** begin Items **
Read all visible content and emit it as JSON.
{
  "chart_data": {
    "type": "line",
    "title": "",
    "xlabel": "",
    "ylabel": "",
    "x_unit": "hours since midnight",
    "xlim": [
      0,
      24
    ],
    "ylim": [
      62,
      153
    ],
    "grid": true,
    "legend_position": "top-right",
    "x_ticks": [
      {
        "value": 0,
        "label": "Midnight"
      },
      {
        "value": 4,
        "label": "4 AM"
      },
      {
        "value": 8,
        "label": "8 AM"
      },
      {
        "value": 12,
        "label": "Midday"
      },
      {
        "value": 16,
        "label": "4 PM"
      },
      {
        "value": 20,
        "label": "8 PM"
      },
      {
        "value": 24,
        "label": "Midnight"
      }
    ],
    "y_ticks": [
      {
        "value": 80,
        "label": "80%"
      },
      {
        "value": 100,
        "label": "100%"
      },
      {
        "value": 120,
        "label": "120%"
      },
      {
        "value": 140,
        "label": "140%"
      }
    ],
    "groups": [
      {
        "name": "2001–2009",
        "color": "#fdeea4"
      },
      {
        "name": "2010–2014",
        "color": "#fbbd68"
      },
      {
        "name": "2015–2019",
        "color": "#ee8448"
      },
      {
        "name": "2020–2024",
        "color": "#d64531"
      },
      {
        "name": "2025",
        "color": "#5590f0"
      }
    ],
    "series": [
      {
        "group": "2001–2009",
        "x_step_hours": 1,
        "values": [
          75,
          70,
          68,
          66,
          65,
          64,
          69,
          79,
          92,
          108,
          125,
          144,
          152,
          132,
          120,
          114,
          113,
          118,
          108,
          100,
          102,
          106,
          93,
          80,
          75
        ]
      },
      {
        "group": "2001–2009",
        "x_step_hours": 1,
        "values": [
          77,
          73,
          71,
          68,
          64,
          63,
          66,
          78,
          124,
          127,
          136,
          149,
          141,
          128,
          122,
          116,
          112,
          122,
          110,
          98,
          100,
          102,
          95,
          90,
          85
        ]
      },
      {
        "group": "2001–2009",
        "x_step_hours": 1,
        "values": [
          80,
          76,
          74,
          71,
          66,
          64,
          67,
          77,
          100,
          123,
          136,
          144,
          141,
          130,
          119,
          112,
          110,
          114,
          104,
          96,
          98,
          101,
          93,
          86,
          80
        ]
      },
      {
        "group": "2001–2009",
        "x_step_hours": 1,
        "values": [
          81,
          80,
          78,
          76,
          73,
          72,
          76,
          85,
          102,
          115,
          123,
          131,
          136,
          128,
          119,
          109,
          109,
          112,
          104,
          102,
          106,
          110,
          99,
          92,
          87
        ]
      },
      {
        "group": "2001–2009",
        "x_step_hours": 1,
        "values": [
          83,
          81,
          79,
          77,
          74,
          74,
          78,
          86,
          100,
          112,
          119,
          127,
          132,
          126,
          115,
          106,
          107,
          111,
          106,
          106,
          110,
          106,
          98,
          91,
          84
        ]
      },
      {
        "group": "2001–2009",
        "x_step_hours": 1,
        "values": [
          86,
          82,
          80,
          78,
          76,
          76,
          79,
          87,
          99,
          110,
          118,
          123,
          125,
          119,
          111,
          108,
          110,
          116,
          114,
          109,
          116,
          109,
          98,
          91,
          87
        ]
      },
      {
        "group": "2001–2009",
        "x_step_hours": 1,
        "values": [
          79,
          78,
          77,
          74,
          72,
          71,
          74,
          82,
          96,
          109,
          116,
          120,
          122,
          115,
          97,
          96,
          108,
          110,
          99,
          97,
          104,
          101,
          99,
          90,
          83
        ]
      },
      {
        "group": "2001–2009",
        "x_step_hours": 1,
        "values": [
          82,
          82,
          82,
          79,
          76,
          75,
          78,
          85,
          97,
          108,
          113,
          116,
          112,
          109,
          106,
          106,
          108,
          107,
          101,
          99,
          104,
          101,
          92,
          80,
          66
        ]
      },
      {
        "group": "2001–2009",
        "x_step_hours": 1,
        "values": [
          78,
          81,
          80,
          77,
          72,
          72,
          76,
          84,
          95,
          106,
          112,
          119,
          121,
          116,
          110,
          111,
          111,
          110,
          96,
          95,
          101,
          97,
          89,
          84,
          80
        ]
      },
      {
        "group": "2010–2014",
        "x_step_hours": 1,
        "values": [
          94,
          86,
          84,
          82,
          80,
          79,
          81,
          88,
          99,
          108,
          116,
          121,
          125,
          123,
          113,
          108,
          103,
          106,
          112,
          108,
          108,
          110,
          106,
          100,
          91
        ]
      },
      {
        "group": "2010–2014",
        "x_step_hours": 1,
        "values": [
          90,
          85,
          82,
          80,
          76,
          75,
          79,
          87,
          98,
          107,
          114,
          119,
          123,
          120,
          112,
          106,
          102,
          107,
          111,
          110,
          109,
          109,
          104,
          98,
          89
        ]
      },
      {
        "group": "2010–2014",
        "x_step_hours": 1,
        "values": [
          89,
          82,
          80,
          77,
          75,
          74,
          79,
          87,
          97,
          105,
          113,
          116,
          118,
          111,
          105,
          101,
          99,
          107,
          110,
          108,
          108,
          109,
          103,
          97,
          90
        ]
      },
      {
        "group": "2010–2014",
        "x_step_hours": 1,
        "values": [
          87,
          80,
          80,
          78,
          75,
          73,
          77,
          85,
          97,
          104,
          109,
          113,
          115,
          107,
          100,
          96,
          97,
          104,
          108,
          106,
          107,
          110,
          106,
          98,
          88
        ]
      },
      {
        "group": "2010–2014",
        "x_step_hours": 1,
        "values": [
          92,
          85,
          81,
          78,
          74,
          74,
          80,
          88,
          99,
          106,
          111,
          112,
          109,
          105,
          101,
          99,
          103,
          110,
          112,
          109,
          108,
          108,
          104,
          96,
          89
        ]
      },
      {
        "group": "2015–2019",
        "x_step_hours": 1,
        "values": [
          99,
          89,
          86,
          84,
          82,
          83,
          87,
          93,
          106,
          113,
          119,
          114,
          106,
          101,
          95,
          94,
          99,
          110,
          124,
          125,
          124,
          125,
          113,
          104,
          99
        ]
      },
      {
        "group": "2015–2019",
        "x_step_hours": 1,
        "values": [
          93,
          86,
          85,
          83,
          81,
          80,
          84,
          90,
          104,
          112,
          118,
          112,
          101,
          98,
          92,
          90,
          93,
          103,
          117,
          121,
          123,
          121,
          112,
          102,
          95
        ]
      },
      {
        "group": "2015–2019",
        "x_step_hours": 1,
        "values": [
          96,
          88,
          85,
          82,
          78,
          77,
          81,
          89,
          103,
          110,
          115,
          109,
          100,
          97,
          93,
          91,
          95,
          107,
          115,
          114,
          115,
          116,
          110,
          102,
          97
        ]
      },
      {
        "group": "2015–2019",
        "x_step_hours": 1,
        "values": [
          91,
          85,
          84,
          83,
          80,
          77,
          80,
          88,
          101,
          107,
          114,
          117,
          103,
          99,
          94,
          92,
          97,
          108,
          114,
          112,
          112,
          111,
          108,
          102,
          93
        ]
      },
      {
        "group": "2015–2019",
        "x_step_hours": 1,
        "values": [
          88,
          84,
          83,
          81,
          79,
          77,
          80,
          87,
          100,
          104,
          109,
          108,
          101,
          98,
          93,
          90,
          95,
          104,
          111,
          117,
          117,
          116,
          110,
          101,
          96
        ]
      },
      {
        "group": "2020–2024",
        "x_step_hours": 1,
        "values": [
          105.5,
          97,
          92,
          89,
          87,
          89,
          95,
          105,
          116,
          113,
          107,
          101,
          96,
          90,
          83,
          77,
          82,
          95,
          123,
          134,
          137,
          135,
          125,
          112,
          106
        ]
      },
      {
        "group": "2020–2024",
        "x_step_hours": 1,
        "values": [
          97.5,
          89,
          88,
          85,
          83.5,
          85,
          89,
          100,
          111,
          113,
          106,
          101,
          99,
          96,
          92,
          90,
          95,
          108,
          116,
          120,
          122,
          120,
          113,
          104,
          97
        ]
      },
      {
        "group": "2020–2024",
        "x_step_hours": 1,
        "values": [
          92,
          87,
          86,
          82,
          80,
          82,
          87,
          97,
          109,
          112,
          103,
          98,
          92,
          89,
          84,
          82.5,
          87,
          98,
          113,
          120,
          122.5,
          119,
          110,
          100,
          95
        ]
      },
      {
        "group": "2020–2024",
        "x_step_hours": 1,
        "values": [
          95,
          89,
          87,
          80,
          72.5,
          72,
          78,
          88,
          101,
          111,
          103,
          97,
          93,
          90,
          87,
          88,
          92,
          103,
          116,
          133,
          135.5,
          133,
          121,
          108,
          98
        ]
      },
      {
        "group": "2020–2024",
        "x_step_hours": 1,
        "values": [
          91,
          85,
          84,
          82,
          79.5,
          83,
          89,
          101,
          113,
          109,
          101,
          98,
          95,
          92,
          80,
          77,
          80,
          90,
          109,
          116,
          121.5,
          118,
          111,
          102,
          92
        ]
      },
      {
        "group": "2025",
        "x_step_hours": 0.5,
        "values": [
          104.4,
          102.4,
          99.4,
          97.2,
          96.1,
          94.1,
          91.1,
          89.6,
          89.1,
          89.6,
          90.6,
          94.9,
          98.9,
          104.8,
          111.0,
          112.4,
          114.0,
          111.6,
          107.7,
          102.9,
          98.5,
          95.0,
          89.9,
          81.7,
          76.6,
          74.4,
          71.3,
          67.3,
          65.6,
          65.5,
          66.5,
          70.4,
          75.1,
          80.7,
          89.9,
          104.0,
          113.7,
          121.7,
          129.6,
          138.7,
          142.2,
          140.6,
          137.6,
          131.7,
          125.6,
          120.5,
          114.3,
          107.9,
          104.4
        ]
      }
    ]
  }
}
** end Items **
Exercise | Pull out each line of the entries that contains "name".

Result for this task |
        "name": "2001–2009",
        "name": "2010–2014",
        "name": "2015–2019",
        "name": "2020–2024",
        "name": "2025",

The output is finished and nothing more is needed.